━━━━━ GIVEN DATA ━━━━━

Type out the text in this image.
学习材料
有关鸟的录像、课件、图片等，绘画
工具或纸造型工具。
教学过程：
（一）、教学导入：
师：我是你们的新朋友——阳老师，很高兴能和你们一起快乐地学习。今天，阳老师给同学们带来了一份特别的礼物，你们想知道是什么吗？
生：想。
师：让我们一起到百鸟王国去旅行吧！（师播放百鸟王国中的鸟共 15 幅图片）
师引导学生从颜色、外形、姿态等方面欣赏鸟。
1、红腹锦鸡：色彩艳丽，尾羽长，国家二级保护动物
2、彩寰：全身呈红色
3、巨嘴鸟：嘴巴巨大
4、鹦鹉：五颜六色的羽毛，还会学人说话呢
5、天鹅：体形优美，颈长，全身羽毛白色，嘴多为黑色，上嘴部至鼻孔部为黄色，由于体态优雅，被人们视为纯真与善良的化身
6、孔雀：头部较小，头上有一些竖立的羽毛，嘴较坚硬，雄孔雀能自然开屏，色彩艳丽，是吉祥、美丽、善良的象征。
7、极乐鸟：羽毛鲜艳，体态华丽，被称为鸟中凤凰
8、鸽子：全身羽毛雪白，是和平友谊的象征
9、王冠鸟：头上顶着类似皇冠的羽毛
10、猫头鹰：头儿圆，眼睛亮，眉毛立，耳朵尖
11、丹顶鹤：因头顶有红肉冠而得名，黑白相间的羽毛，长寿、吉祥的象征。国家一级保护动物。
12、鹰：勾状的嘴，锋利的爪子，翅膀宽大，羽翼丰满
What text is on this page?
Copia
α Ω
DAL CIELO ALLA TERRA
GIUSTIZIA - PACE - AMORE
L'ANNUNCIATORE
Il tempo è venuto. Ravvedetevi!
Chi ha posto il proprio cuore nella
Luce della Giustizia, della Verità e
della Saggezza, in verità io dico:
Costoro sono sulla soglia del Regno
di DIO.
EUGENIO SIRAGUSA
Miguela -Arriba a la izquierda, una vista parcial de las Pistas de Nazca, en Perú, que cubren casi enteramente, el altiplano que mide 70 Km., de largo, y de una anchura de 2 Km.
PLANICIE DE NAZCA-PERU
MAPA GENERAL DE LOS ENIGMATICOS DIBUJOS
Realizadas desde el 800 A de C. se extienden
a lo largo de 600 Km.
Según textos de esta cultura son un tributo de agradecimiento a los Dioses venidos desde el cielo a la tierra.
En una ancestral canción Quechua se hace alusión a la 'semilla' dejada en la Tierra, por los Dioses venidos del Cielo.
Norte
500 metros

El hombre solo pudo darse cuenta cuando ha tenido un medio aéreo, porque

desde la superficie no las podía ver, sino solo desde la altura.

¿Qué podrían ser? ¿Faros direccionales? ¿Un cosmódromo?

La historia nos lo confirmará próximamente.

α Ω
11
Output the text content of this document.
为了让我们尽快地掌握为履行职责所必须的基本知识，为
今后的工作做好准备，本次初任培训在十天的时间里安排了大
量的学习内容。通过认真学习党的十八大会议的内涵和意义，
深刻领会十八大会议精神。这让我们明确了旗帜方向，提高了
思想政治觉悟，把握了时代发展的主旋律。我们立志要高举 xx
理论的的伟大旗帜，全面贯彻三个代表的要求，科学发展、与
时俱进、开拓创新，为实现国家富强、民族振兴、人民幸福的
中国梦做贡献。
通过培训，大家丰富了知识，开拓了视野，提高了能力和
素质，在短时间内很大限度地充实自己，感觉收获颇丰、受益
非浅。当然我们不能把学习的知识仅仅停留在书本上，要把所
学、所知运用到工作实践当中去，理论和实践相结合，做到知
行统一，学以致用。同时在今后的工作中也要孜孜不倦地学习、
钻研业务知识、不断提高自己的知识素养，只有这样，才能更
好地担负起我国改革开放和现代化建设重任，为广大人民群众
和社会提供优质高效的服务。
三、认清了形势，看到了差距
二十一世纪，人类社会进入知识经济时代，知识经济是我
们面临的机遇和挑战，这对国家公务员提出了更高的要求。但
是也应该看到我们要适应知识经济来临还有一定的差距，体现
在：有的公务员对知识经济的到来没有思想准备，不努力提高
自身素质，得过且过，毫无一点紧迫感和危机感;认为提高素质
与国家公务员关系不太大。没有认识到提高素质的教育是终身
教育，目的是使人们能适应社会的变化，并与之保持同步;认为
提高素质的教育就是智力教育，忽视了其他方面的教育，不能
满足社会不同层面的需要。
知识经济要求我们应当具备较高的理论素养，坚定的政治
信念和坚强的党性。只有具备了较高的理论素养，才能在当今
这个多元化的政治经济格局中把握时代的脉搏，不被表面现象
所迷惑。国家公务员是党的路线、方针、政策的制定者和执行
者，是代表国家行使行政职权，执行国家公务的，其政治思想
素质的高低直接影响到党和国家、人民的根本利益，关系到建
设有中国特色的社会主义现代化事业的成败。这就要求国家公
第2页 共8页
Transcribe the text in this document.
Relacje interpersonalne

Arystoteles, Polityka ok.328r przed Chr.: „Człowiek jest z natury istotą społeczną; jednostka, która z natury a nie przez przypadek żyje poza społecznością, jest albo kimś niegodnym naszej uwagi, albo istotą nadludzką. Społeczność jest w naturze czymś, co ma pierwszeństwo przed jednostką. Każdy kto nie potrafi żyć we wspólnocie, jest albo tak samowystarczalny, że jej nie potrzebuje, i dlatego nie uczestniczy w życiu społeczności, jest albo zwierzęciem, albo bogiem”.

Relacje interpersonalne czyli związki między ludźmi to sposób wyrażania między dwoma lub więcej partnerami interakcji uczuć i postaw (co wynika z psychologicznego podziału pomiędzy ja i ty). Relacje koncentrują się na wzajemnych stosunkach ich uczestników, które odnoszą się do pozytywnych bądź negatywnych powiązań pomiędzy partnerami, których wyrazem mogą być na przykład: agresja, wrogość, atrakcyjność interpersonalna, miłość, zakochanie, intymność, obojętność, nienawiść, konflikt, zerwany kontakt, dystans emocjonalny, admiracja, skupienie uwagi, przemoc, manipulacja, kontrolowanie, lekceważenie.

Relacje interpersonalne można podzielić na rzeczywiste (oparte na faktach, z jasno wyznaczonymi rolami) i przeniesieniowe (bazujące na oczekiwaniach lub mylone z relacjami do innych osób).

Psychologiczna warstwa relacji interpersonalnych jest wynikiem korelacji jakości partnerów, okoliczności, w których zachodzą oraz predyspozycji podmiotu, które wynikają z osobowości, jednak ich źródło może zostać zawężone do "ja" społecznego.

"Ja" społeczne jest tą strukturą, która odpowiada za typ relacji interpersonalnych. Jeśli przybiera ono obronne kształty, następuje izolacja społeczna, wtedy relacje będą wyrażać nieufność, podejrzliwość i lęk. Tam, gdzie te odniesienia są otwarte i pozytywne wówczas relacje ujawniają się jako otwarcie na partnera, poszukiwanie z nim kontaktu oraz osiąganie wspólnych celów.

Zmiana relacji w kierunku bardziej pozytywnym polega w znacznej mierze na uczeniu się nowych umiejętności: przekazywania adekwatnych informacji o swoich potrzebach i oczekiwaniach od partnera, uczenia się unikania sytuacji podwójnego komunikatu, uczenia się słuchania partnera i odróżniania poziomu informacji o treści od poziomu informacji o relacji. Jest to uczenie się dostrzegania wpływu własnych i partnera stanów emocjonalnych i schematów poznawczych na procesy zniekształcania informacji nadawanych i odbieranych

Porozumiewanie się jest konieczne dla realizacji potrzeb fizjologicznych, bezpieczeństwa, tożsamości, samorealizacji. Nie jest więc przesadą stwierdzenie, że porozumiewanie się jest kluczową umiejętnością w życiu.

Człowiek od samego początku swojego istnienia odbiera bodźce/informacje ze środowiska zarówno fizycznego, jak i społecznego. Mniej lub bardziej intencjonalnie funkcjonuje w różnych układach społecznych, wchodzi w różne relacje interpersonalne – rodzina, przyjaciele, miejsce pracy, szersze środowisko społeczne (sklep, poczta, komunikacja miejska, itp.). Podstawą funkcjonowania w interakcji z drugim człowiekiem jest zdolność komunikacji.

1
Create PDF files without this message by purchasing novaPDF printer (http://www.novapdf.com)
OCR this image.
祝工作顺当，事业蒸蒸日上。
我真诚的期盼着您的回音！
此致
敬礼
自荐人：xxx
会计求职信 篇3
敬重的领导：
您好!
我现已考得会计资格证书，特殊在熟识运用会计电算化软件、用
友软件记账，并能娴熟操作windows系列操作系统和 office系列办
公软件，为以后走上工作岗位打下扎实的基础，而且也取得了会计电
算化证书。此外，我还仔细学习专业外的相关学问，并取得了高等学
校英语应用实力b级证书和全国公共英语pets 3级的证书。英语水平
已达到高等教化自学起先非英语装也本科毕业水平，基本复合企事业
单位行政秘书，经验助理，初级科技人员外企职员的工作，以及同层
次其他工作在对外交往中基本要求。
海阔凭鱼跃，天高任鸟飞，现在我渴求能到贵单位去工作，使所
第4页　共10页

━━━━━

Collect each line of the entries that has the word "desde", copying it in full.

### TASK SOLUTION
Realizadas desde el 800 A de C. se extienden
Según textos de esta cultura son un tributo de agradecimiento a los Dioses venidos desde el cielo a la tierra.
desde la superficie no las podía ver, sino solo desde la altura.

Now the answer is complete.